**REQUIRED WORK**
In the listing that follows, count each line containing the string "Co₃O₄" and report only the count.

**RECORDS SHOWN**
——

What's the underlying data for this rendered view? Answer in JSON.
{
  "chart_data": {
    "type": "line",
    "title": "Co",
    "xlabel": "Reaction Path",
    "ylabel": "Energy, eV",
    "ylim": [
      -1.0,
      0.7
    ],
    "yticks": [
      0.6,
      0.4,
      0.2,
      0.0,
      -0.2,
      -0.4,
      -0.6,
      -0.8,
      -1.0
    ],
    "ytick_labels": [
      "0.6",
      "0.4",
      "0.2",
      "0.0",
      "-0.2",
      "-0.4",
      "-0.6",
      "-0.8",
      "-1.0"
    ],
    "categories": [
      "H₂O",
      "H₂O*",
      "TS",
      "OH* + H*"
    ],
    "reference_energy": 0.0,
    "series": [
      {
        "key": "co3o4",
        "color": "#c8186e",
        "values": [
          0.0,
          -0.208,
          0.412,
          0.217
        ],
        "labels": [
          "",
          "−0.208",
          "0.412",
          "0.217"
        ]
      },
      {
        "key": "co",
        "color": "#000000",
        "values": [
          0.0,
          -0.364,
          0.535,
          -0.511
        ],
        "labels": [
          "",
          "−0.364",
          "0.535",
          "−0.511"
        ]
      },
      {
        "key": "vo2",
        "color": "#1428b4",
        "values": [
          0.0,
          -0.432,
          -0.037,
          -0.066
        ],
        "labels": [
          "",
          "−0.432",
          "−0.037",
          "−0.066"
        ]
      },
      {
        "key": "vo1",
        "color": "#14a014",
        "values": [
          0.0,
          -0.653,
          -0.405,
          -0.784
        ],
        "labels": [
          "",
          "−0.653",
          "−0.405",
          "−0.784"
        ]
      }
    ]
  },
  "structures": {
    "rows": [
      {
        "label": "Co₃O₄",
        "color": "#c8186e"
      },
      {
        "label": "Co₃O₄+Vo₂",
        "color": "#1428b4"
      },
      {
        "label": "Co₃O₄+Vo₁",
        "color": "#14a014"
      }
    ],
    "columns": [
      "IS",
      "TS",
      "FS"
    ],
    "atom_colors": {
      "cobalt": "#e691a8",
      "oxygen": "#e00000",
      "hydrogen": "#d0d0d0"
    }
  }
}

——

**SOLUTION TO THIS EXERCISE**
3